§ **Direction**: From the entries below, copy out every line with "name" in it.

§ **Supplied material**:
********

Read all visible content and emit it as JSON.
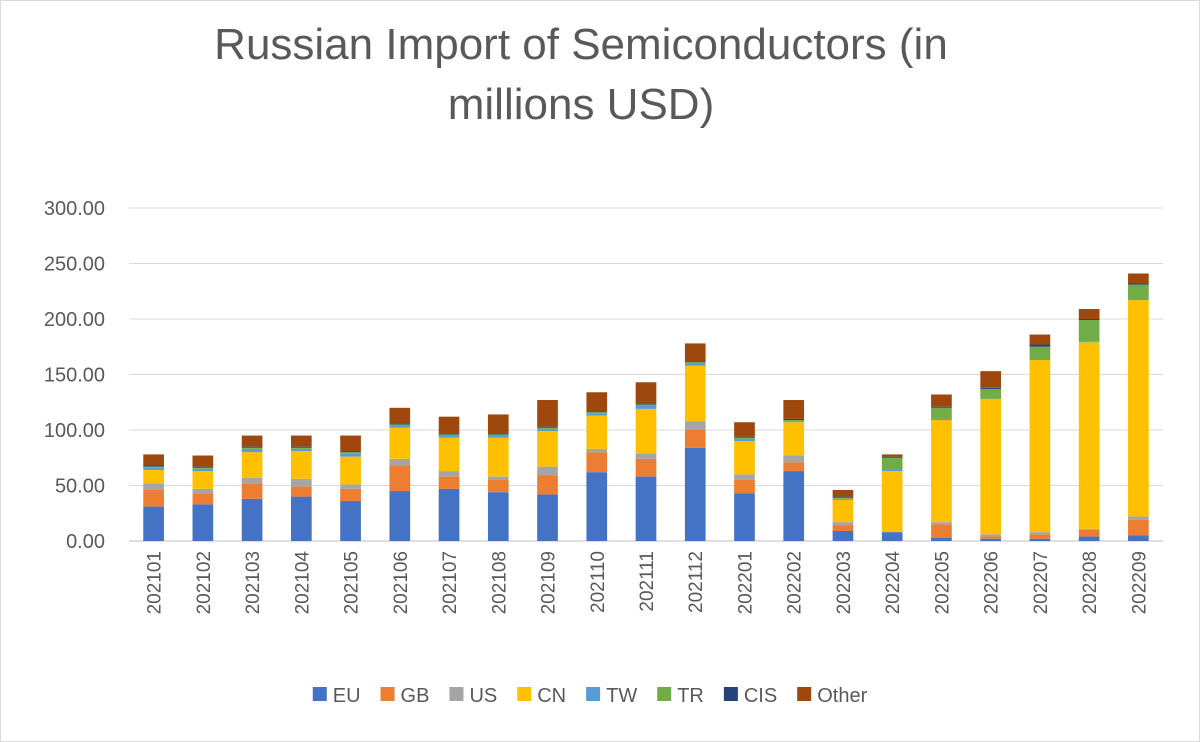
{
  "chart_data": {
    "type": "bar",
    "stacked": true,
    "title_line1": "Russian Import of Semiconductors (in",
    "title_line2": "millions USD)",
    "xlabel": "",
    "ylabel": "",
    "ylim": [
      0,
      300
    ],
    "yticks": [
      "0.00",
      "50.00",
      "100.00",
      "150.00",
      "200.00",
      "250.00",
      "300.00"
    ],
    "ytick_values": [
      0,
      50,
      100,
      150,
      200,
      250,
      300
    ],
    "grid": true,
    "legend_position": "bottom",
    "categories": [
      "202101",
      "202102",
      "202103",
      "202104",
      "202105",
      "202106",
      "202107",
      "202108",
      "202109",
      "202110",
      "202111",
      "202112",
      "202201",
      "202202",
      "202203",
      "202204",
      "202205",
      "202206",
      "202207",
      "202208",
      "202209"
    ],
    "series": [
      {
        "name": "EU",
        "color": "#4472C4",
        "values": [
          31,
          33,
          38,
          40,
          36,
          45,
          47,
          44,
          42,
          62,
          58,
          84,
          43,
          63,
          9,
          8,
          3,
          2,
          2,
          4,
          5
        ]
      },
      {
        "name": "GB",
        "color": "#ED7D31",
        "values": [
          15,
          10,
          14,
          9,
          11,
          23,
          11,
          11,
          17,
          18,
          16,
          16,
          12,
          8,
          5,
          0,
          12,
          2,
          4,
          6,
          14
        ]
      },
      {
        "name": "US",
        "color": "#A5A5A5",
        "values": [
          6,
          4,
          5,
          7,
          4,
          6,
          5,
          3,
          8,
          3,
          5,
          8,
          5,
          6,
          3,
          0,
          2,
          2,
          2,
          1,
          3
        ]
      },
      {
        "name": "CN",
        "color": "#FFC000",
        "values": [
          12,
          16,
          23,
          25,
          25,
          28,
          30,
          35,
          32,
          30,
          40,
          50,
          30,
          30,
          20,
          55,
          92,
          122,
          155,
          168,
          195
        ]
      },
      {
        "name": "TW",
        "color": "#5B9BD5",
        "values": [
          2,
          2,
          3,
          2,
          3,
          2,
          2,
          2,
          2,
          2,
          3,
          2,
          2,
          1,
          1,
          1,
          1,
          0,
          0,
          1,
          1
        ]
      },
      {
        "name": "TR",
        "color": "#70AD47",
        "values": [
          1,
          1,
          1,
          1,
          1,
          1,
          1,
          1,
          1,
          1,
          1,
          1,
          1,
          1,
          1,
          11,
          10,
          9,
          12,
          19,
          13
        ]
      },
      {
        "name": "CIS",
        "color": "#264478",
        "values": [
          1,
          1,
          1,
          1,
          1,
          1,
          1,
          1,
          1,
          1,
          1,
          1,
          1,
          1,
          1,
          1,
          1,
          1,
          2,
          1,
          1
        ]
      },
      {
        "name": "Other",
        "color": "#9E480E",
        "values": [
          10,
          10,
          10,
          10,
          14,
          14,
          15,
          17,
          24,
          17,
          19,
          16,
          13,
          17,
          6,
          2,
          11,
          15,
          9,
          9,
          9
        ]
      }
    ]
  }
}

********

§ **Finished answer**:
        "name": "EU",
        "name": "GB",
        "name": "US",
        "name": "CN",
        "name": "TW",
        "name": "TR",
        "name": "CIS",
        "name": "Other",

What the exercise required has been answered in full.